Locate each line containing the string "Login" and copy it out.

========================

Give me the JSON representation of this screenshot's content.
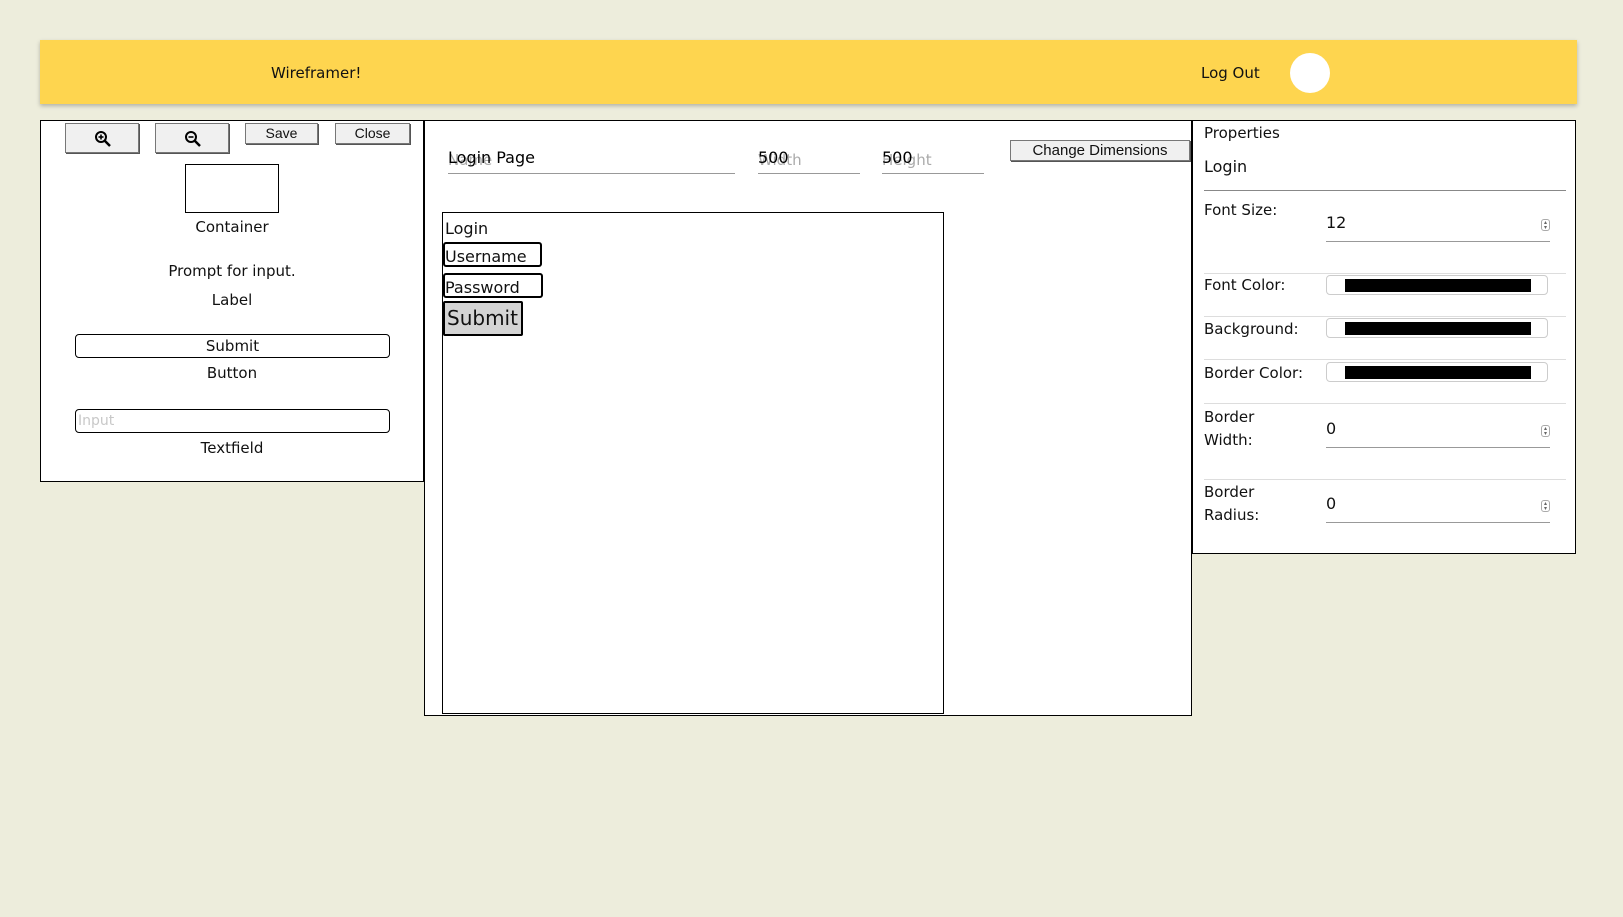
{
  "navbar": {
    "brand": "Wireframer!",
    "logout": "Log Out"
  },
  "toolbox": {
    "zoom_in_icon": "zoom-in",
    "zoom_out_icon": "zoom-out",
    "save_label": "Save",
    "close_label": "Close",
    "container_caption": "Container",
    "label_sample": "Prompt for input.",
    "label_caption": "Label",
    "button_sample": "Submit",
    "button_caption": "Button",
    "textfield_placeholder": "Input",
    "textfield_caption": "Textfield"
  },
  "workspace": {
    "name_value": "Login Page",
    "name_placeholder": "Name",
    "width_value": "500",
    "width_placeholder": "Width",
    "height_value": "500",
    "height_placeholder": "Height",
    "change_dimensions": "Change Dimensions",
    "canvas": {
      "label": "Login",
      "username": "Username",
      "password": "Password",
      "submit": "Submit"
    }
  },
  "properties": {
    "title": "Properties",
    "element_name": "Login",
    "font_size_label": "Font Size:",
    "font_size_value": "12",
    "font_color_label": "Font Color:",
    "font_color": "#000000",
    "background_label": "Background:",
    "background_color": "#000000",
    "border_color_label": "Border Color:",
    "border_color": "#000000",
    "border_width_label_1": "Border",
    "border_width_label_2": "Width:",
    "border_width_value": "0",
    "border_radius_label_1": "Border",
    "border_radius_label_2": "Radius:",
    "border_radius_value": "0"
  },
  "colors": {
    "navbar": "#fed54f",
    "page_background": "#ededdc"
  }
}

========================

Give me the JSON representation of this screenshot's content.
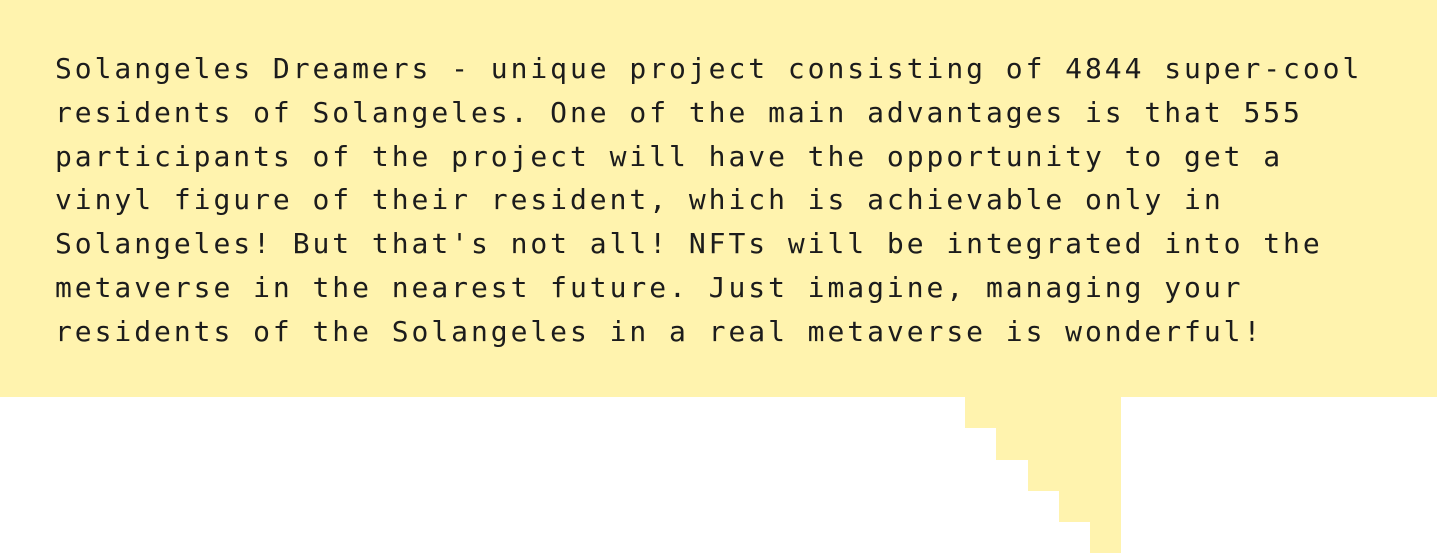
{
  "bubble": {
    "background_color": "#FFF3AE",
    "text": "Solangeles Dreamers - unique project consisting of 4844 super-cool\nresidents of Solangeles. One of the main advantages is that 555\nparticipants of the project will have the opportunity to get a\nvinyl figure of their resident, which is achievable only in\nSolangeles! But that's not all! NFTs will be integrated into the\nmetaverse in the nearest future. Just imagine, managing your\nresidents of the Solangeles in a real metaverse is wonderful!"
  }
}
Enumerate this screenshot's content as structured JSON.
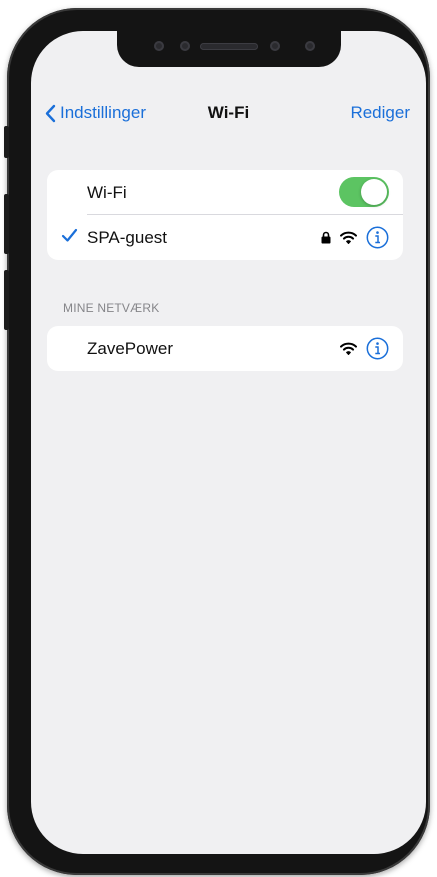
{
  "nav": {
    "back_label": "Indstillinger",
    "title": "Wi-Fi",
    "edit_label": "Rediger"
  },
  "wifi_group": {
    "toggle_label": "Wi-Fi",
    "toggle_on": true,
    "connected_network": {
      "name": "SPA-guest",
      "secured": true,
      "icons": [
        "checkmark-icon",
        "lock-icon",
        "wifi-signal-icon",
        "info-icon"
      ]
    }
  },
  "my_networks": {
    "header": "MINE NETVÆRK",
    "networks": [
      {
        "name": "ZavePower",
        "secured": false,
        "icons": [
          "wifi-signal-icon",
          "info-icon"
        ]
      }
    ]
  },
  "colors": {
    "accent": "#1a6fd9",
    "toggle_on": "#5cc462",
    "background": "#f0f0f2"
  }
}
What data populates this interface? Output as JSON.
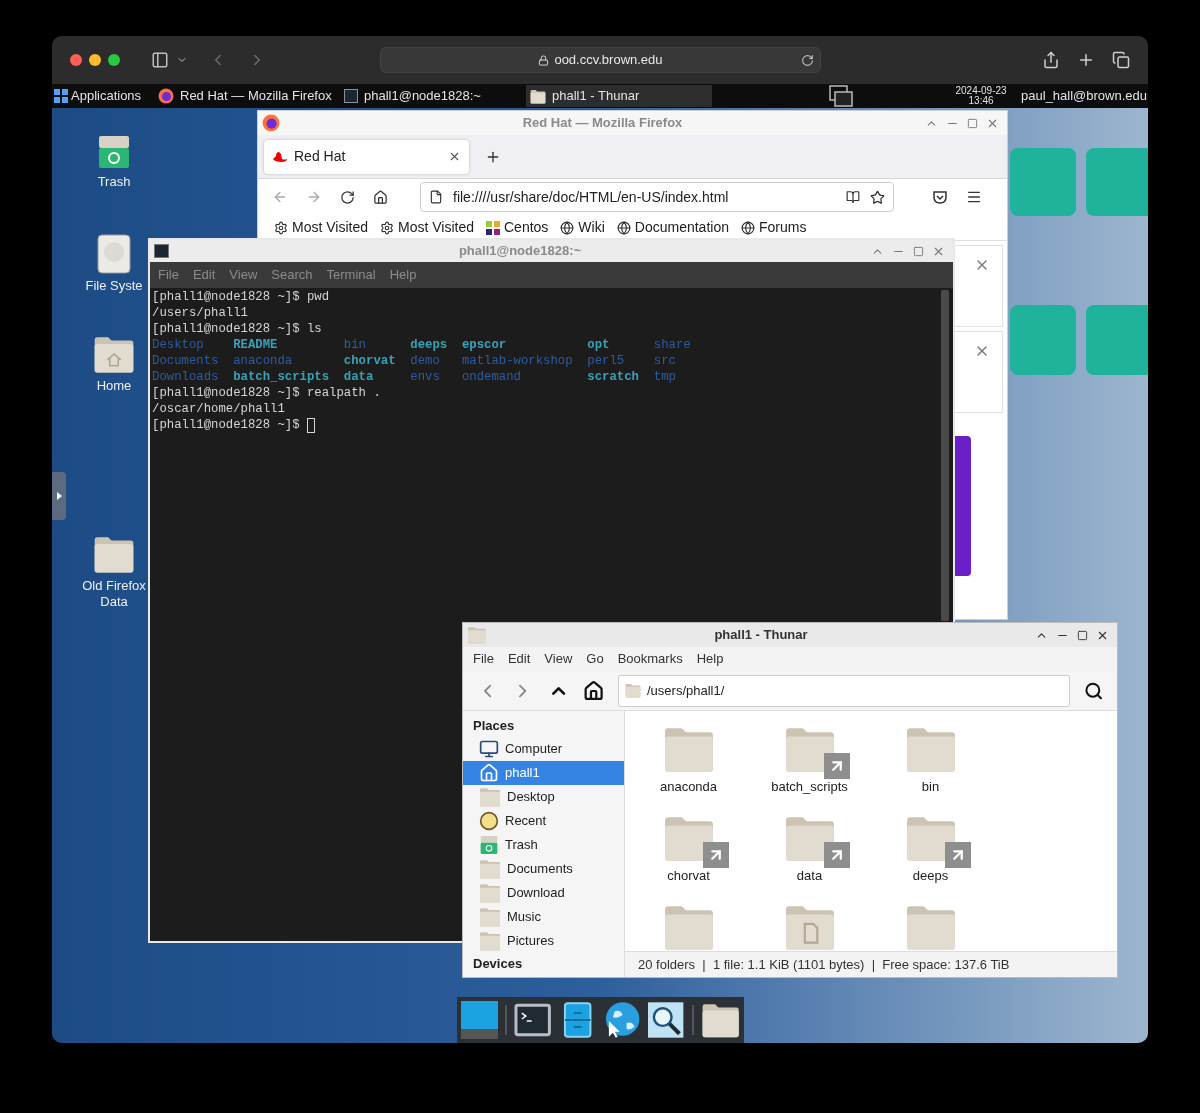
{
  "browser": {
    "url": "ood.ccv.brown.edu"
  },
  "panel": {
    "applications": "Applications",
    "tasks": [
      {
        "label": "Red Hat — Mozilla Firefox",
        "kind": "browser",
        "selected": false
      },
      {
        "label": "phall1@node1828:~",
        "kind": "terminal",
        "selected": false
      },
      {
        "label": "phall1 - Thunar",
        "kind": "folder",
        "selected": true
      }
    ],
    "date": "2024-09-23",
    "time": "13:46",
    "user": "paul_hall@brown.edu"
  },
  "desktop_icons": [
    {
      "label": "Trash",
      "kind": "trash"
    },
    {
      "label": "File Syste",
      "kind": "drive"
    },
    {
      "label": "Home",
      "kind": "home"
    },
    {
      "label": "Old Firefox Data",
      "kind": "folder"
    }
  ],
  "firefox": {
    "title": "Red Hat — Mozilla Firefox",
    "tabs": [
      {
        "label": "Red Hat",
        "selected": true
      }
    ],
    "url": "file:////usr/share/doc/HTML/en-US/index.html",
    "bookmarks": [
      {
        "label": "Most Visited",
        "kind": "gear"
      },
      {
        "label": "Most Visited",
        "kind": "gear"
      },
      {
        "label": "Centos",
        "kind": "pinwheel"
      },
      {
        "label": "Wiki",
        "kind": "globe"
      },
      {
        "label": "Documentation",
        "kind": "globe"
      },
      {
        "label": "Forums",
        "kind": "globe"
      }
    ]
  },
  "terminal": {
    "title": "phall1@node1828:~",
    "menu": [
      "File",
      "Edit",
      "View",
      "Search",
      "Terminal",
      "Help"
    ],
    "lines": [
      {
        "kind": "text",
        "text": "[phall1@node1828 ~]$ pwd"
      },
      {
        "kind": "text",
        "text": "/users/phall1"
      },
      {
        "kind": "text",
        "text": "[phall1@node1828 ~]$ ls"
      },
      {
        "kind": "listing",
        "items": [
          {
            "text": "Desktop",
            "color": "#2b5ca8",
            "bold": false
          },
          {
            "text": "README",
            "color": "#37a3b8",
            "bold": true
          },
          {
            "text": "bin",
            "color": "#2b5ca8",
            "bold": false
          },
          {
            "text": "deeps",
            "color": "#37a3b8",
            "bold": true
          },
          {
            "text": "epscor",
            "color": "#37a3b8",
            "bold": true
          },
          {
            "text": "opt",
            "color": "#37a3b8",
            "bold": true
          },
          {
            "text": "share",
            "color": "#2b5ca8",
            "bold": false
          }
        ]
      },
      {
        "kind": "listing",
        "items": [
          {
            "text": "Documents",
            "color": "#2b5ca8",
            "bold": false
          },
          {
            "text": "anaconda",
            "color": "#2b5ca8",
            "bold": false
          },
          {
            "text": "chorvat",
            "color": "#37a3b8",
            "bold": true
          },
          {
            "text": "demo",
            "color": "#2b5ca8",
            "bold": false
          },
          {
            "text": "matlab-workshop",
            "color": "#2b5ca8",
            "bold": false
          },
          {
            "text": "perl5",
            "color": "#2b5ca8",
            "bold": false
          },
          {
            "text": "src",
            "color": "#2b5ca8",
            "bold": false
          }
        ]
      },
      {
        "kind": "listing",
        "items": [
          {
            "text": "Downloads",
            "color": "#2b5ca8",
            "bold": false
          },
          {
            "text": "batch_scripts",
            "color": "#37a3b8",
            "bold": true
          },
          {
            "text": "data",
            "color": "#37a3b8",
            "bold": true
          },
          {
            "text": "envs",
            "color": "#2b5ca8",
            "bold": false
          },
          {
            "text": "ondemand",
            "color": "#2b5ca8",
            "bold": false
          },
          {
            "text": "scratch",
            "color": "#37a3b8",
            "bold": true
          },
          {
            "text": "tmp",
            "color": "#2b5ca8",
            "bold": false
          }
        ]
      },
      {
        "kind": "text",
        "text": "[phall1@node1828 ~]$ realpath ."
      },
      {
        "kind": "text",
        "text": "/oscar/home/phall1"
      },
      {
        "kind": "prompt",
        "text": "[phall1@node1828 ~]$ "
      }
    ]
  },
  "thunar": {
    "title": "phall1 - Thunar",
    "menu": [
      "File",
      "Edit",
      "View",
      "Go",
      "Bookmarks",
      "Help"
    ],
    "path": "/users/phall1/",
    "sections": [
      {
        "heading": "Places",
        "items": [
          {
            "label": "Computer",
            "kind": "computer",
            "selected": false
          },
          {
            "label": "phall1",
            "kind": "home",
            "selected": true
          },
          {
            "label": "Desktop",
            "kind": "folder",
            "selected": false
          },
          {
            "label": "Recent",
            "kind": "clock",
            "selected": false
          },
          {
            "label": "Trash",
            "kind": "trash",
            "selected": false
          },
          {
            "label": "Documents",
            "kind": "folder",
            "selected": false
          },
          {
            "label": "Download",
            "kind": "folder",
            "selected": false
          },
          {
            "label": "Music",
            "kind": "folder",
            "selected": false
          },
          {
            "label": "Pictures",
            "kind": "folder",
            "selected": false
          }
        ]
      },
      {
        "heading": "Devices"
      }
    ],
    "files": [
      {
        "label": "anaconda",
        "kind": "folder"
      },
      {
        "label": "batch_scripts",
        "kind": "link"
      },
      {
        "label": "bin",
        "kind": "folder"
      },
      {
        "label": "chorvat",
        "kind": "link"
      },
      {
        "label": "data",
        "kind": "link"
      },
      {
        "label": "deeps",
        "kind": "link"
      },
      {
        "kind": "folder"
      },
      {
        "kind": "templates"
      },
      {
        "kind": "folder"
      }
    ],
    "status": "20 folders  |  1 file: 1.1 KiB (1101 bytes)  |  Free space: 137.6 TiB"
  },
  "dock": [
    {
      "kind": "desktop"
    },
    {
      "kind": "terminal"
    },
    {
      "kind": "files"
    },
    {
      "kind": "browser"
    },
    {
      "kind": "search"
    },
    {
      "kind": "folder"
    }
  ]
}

========================

> [Solution for this task]
    "name_value": "Login Page",
      "label": "Login",
    "element_name": "Login",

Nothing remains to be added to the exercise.